Aim of the task: Send back all the data below, exactly as given.

Information supplied:
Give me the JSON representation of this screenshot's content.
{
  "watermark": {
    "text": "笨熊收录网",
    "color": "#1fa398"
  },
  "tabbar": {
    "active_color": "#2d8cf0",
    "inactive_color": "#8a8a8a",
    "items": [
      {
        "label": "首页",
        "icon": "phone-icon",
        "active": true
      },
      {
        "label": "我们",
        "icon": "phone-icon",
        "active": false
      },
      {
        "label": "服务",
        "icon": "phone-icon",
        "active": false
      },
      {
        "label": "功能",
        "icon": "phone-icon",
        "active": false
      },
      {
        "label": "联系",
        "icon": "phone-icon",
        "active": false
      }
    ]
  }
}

Finished exercise:
Give me the JSON representation of this screenshot's content.
{
  "watermark": {
    "text": "笨熊收录网",
    "color": "#1fa398"
  },
  "tabbar": {
    "active_color": "#2d8cf0",
    "inactive_color": "#8a8a8a",
    "items": [
      {
        "label": "首页",
        "icon": "phone-icon",
        "active": true
      },
      {
        "label": "我们",
        "icon": "phone-icon",
        "active": false
      },
      {
        "label": "服务",
        "icon": "phone-icon",
        "active": false
      },
      {
        "label": "功能",
        "icon": "phone-icon",
        "active": false
      },
      {
        "label": "联系",
        "icon": "phone-icon",
        "active": false
      }
    ]
  }
}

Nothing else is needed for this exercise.